## Exercise aim
When checking the entries below, count every line with the word "library", then give only that number.

Extracted data entries

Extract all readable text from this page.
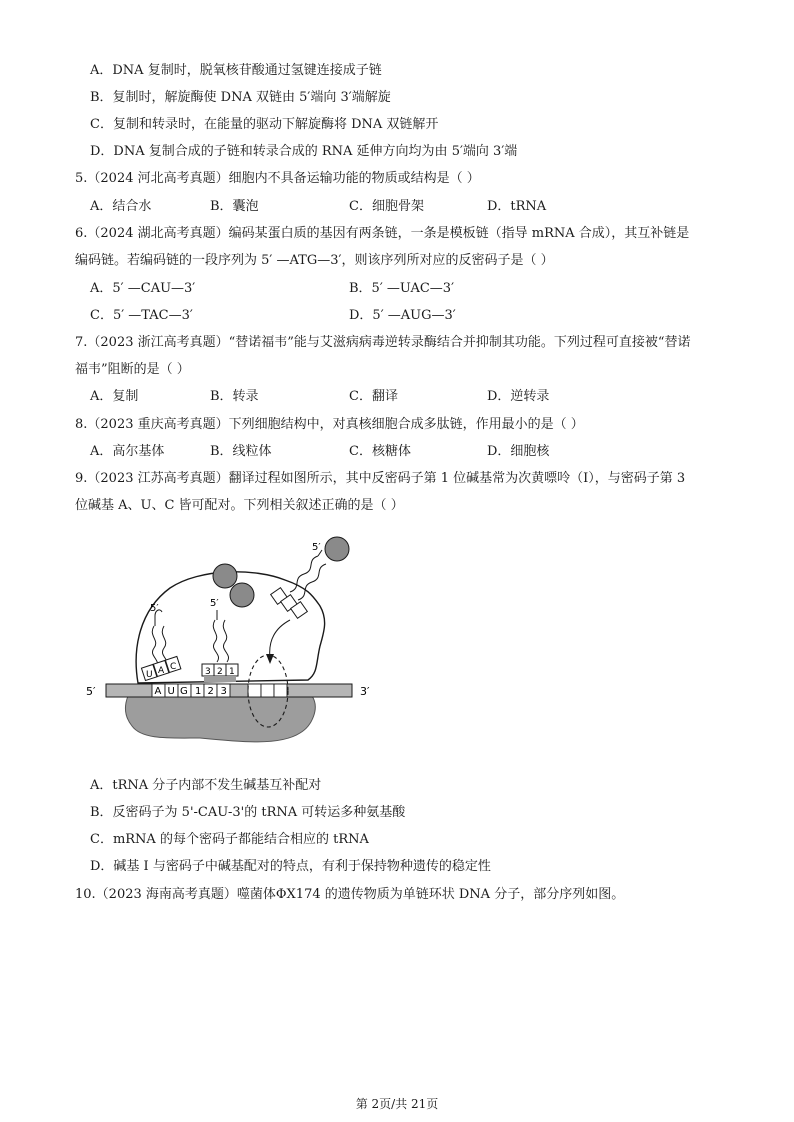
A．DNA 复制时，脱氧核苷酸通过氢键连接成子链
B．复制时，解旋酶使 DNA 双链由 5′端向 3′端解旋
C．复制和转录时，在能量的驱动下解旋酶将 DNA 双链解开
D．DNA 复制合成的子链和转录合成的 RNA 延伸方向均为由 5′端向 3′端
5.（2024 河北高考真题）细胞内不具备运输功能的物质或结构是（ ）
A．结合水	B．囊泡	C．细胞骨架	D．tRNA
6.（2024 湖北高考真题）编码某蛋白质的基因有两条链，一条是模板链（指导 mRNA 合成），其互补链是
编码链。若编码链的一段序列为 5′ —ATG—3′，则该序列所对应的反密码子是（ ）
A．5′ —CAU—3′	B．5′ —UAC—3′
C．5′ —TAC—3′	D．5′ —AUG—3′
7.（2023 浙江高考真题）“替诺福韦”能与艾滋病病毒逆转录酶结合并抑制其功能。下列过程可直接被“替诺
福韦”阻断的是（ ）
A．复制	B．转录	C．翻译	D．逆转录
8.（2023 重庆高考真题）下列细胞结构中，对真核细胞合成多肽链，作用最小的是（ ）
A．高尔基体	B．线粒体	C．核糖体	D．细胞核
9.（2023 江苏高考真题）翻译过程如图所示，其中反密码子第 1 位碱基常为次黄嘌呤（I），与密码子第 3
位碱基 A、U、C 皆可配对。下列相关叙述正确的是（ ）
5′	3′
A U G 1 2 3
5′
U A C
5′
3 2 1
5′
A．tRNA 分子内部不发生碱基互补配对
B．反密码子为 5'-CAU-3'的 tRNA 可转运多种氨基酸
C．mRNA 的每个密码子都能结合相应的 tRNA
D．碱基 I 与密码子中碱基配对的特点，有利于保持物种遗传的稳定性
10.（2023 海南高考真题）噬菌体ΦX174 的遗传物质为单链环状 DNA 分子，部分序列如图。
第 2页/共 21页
* * *
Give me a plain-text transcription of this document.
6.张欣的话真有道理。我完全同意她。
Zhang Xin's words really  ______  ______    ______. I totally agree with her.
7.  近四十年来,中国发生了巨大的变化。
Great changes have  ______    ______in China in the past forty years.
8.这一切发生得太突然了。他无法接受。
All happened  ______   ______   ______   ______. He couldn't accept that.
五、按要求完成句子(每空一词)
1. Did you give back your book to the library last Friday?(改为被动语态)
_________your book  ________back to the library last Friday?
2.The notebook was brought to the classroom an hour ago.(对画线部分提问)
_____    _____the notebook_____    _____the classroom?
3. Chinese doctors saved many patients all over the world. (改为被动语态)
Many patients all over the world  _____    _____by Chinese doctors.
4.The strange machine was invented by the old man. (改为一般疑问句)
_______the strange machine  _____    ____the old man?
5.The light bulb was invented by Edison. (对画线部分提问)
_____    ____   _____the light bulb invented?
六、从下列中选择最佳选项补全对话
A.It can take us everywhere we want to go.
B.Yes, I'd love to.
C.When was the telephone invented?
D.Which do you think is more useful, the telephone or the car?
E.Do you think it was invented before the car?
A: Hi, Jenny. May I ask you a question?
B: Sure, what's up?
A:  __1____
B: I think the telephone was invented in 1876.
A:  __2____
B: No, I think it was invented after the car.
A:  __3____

## Your response
2